======== Trecho do texto ========

Não faz muitos anos que uma conhecida operadora de
cartão de crédito dizia, em seu comercial, que havia coisas na vida que não
tinham preço, mas, para todas as outras, existia o cartão de crédito dela
(embora o da concorrente fosse tão bom quanto)...
De lá para cá, ao que parece, o cenário mudou:
pode-se ganhar muito dinheiro perdendo peso em desafio televisivo; participando
de programa de exposição coletiva da intimidade alheia; vendendo o direito de
lançar toneladas métricas de gás carbônico na atmosfera; “terceirizando” a
gestação na barriga alheia e, como o céu é o limite, é possível ficar rica
(lamento: só para mulheres) leiloando a própria virgindade...
Vivemos numa época em que quase tudo pode ser
comprado ou vendido. O deus mercado e “sua mão invisível” passaram a governar
nossa vida como nunca. Com o fim da guerra fria, ele assumiu um prestígio sem
precedente, boa parte dele decorrente do fato de que nenhum outro mecanismo de
organização e produção de bens tinha se mostrado tão eficaz na prosperidade
material da maioria dos povos e nações.

======== Material reunido ========

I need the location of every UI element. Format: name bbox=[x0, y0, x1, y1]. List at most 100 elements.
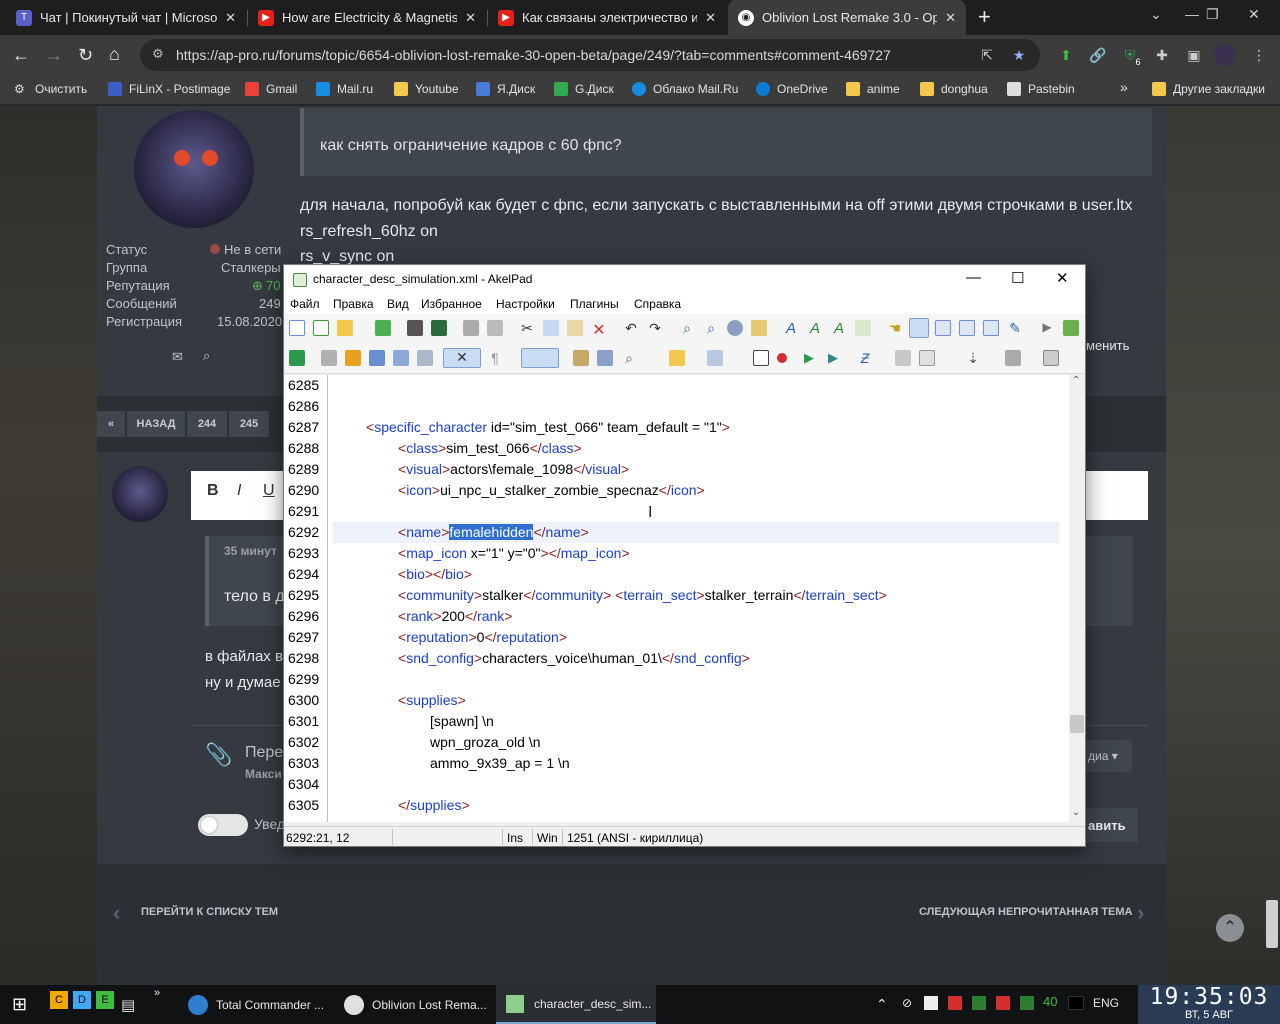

========

• _O pedido_
Transcreva sem alterações a passagem do texto sobre o mercado que começa em "De lá para cá, ao" e vai até "a própria virgindade...", incluindo essas palavras.

• _Resposta do exercício_
De lá para cá, ao que parece, o cenário mudou:
pode-se ganhar muito dinheiro perdendo peso em desafio televisivo; participando
de programa de exposição coletiva da intimidade alheia; vendendo o direito de
lançar toneladas métricas de gás carbônico na atmosfera; “terceirizando” a
gestação na barriga alheia e, como o céu é o limite, é possível ficar rica
(lamento: só para mulheres) leiloando a própria virgindade...